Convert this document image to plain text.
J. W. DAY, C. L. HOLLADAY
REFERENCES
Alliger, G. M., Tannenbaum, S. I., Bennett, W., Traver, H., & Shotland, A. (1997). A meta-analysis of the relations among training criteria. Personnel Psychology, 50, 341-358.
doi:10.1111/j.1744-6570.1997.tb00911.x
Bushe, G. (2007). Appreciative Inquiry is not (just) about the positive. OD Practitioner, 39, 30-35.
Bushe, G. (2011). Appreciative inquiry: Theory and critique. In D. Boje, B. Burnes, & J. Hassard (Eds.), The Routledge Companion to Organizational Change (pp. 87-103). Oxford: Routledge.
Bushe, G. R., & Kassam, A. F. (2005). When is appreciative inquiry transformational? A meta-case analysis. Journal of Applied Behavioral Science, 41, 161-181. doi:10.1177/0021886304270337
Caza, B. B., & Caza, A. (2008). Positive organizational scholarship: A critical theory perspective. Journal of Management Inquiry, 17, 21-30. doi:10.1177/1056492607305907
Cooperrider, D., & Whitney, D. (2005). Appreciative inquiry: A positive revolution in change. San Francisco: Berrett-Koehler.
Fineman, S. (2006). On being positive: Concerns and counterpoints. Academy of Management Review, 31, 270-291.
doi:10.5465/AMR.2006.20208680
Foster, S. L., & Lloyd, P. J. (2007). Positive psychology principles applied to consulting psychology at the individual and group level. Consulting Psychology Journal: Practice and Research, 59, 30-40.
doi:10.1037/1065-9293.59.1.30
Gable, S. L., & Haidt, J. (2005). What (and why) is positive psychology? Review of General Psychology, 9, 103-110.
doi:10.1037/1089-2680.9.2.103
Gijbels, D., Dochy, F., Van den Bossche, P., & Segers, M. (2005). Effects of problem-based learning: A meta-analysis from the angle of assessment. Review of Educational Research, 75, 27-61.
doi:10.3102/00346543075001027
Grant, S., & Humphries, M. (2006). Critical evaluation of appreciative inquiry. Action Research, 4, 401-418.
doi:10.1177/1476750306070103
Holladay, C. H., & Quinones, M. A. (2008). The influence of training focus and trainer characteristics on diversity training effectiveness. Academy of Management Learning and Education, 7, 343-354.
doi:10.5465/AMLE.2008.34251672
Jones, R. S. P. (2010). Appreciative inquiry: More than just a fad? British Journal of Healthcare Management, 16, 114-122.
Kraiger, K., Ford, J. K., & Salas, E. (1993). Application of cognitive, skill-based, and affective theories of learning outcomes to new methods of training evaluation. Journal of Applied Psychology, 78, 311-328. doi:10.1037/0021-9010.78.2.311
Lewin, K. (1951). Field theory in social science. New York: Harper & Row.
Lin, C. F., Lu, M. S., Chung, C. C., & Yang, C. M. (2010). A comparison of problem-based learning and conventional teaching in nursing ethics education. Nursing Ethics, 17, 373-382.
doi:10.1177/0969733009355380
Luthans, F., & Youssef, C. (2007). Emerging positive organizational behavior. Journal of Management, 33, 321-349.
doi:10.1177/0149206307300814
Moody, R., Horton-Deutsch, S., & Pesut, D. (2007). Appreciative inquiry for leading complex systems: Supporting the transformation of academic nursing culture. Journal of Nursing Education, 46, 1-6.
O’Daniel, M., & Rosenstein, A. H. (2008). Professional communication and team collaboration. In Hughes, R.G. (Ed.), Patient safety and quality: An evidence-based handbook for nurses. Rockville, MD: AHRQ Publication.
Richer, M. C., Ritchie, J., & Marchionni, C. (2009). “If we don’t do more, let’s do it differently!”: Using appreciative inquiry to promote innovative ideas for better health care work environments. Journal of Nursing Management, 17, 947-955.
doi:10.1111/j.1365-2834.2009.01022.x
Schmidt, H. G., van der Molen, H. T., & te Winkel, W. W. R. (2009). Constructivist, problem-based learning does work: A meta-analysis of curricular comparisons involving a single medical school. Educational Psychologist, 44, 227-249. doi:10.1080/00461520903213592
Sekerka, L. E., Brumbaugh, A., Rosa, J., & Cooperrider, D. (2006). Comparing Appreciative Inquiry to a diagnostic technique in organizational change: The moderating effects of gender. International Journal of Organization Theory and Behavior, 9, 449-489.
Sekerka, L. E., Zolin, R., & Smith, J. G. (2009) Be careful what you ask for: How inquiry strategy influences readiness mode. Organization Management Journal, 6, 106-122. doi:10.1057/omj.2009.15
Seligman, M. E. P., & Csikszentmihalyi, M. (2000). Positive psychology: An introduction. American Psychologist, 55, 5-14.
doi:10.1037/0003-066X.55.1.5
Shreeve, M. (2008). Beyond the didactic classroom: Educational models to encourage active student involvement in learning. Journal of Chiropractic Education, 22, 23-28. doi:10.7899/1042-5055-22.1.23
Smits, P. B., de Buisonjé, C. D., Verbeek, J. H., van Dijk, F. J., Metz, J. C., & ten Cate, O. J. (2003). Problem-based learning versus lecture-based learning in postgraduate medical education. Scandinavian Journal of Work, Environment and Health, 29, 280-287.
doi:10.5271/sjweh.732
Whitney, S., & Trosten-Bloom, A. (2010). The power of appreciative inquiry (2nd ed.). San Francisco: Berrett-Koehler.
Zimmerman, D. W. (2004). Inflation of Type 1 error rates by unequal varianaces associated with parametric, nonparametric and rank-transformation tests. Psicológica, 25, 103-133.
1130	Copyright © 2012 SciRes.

▬▬▬▬▬▬

▶ Exercise requirements: Extract each entry in full and write it down exactly.

▶ The reply:
Convert this document image to plain text.
J. W. DAY, C. L. HOLLADAY
REFERENCES
Alliger, G. M., Tannenbaum, S. I., Bennett, W., Traver, H., & Shotland, A. (1997). A meta-analysis of the relations among training criteria. Personnel Psychology, 50, 341-358.
doi:10.1111/j.1744-6570.1997.tb00911.x
Bushe, G. (2007). Appreciative Inquiry is not (just) about the positive. OD Practitioner, 39, 30-35.
Bushe, G. (2011). Appreciative inquiry: Theory and critique. In D. Boje, B. Burnes, & J. Hassard (Eds.), The Routledge Companion to Organizational Change (pp. 87-103). Oxford: Routledge.
Bushe, G. R., & Kassam, A. F. (2005). When is appreciative inquiry transformational? A meta-case analysis. Journal of Applied Behavioral Science, 41, 161-181. doi:10.1177/0021886304270337
Caza, B. B., & Caza, A. (2008). Positive organizational scholarship: A critical theory perspective. Journal of Management Inquiry, 17, 21-30. doi:10.1177/1056492607305907
Cooperrider, D., & Whitney, D. (2005). Appreciative inquiry: A positive revolution in change. San Francisco: Berrett-Koehler.
Fineman, S. (2006). On being positive: Concerns and counterpoints. Academy of Management Review, 31, 270-291.
doi:10.5465/AMR.2006.20208680
Foster, S. L., & Lloyd, P. J. (2007). Positive psychology principles applied to consulting psychology at the individual and group level. Consulting Psychology Journal: Practice and Research, 59, 30-40.
doi:10.1037/1065-9293.59.1.30
Gable, S. L., & Haidt, J. (2005). What (and why) is positive psychology? Review of General Psychology, 9, 103-110.
doi:10.1037/1089-2680.9.2.103
Gijbels, D., Dochy, F., Van den Bossche, P., & Segers, M. (2005). Effects of problem-based learning: A meta-analysis from the angle of assessment. Review of Educational Research, 75, 27-61.
doi:10.3102/00346543075001027
Grant, S., & Humphries, M. (2006). Critical evaluation of appreciative inquiry. Action Research, 4, 401-418.
doi:10.1177/1476750306070103
Holladay, C. H., & Quinones, M. A. (2008). The influence of training focus and trainer characteristics on diversity training effectiveness. Academy of Management Learning and Education, 7, 343-354.
doi:10.5465/AMLE.2008.34251672
Jones, R. S. P. (2010). Appreciative inquiry: More than just a fad? British Journal of Healthcare Management, 16, 114-122.
Kraiger, K., Ford, J. K., & Salas, E. (1993). Application of cognitive, skill-based, and affective theories of learning outcomes to new methods of training evaluation. Journal of Applied Psychology, 78, 311-328. doi:10.1037/0021-9010.78.2.311
Lewin, K. (1951). Field theory in social science. New York: Harper & Row.
Lin, C. F., Lu, M. S., Chung, C. C., & Yang, C. M. (2010). A comparison of problem-based learning and conventional teaching in nursing ethics education. Nursing Ethics, 17, 373-382.
doi:10.1177/0969733009355380
Luthans, F., & Youssef, C. (2007). Emerging positive organizational behavior. Journal of Management, 33, 321-349.
doi:10.1177/0149206307300814
Moody, R., Horton-Deutsch, S., & Pesut, D. (2007). Appreciative inquiry for leading complex systems: Supporting the transformation of academic nursing culture. Journal of Nursing Education, 46, 1-6.
O’Daniel, M., & Rosenstein, A. H. (2008). Professional communication and team collaboration. In Hughes, R.G. (Ed.), Patient safety and quality: An evidence-based handbook for nurses. Rockville, MD: AHRQ Publication.
Richer, M. C., Ritchie, J., & Marchionni, C. (2009). “If we don’t do more, let’s do it differently!”: Using appreciative inquiry to promote innovative ideas for better health care work environments. Journal of Nursing Management, 17, 947-955.
doi:10.1111/j.1365-2834.2009.01022.x
Schmidt, H. G., van der Molen, H. T., & te Winkel, W. W. R. (2009). Constructivist, problem-based learning does work: A meta-analysis of curricular comparisons involving a single medical school. Educational Psychologist, 44, 227-249. doi:10.1080/00461520903213592
Sekerka, L. E., Brumbaugh, A., Rosa, J., & Cooperrider, D. (2006). Comparing Appreciative Inquiry to a diagnostic technique in organizational change: The moderating effects of gender. International Journal of Organization Theory and Behavior, 9, 449-489.
Sekerka, L. E., Zolin, R., & Smith, J. G. (2009) Be careful what you ask for: How inquiry strategy influences readiness mode. Organization Management Journal, 6, 106-122. doi:10.1057/omj.2009.15
Seligman, M. E. P., & Csikszentmihalyi, M. (2000). Positive psychology: An introduction. American Psychologist, 55, 5-14.
doi:10.1037/0003-066X.55.1.5
Shreeve, M. (2008). Beyond the didactic classroom: Educational models to encourage active student involvement in learning. Journal of Chiropractic Education, 22, 23-28. doi:10.7899/1042-5055-22.1.23
Smits, P. B., de Buisonjé, C. D., Verbeek, J. H., van Dijk, F. J., Metz, J. C., & ten Cate, O. J. (2003). Problem-based learning versus lecture-based learning in postgraduate medical education. Scandinavian Journal of Work, Environment and Health, 29, 280-287.
doi:10.5271/sjweh.732
Whitney, S., & Trosten-Bloom, A. (2010). The power of appreciative inquiry (2nd ed.). San Francisco: Berrett-Koehler.
Zimmerman, D. W. (2004). Inflation of Type 1 error rates by unequal varianaces associated with parametric, nonparametric and rank-transformation tests. Psicológica, 25, 103-133.
1130	Copyright © 2012 SciRes.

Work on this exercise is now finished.